#### DATA SHOWN

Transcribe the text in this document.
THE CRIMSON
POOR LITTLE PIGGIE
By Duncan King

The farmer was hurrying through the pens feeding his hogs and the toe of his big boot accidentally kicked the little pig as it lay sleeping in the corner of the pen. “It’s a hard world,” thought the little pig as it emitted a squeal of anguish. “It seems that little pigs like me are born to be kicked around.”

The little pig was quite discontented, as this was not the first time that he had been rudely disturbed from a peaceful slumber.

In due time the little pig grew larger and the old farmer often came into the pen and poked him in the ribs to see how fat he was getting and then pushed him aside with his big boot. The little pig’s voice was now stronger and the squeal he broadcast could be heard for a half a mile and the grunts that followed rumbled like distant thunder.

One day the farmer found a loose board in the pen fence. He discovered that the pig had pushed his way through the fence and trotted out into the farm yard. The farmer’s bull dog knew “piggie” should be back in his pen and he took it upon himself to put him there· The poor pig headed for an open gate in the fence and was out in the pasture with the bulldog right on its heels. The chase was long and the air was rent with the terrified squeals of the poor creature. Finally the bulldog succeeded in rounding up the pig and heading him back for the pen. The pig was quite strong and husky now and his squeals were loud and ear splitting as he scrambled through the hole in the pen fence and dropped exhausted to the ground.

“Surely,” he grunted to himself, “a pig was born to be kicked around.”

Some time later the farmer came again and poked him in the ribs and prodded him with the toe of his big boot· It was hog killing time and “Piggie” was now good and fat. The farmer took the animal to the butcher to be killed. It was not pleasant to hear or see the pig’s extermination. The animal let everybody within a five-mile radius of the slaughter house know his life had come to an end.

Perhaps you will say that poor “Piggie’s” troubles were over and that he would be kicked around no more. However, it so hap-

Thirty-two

#### PROBLEM STATEMENT
Please quote the records above exactly, without skipping a line.

#### RESPONSE TO THIS EXERCISE
Transcribe the text in this document.
THE CRIMSON
POOR LITTLE PIGGIE
By Duncan King

The farmer was hurrying through the pens feeding his hogs and the toe of his big boot accidentally kicked the little pig as it lay sleeping in the corner of the pen. “It’s a hard world,” thought the little pig as it emitted a squeal of anguish. “It seems that little pigs like me are born to be kicked around.”

The little pig was quite discontented, as this was not the first time that he had been rudely disturbed from a peaceful slumber.

In due time the little pig grew larger and the old farmer often came into the pen and poked him in the ribs to see how fat he was getting and then pushed him aside with his big boot. The little pig’s voice was now stronger and the squeal he broadcast could be heard for a half a mile and the grunts that followed rumbled like distant thunder.

One day the farmer found a loose board in the pen fence. He discovered that the pig had pushed his way through the fence and trotted out into the farm yard. The farmer’s bull dog knew “piggie” should be back in his pen and he took it upon himself to put him there· The poor pig headed for an open gate in the fence and was out in the pasture with the bulldog right on its heels. The chase was long and the air was rent with the terrified squeals of the poor creature. Finally the bulldog succeeded in rounding up the pig and heading him back for the pen. The pig was quite strong and husky now and his squeals were loud and ear splitting as he scrambled through the hole in the pen fence and dropped exhausted to the ground.

“Surely,” he grunted to himself, “a pig was born to be kicked around.”

Some time later the farmer came again and poked him in the ribs and prodded him with the toe of his big boot· It was hog killing time and “Piggie” was now good and fat. The farmer took the animal to the butcher to be killed. It was not pleasant to hear or see the pig’s extermination. The animal let everybody within a five-mile radius of the slaughter house know his life had come to an end.

Perhaps you will say that poor “Piggie’s” troubles were over and that he would be kicked around no more. However, it so hap-

Thirty-two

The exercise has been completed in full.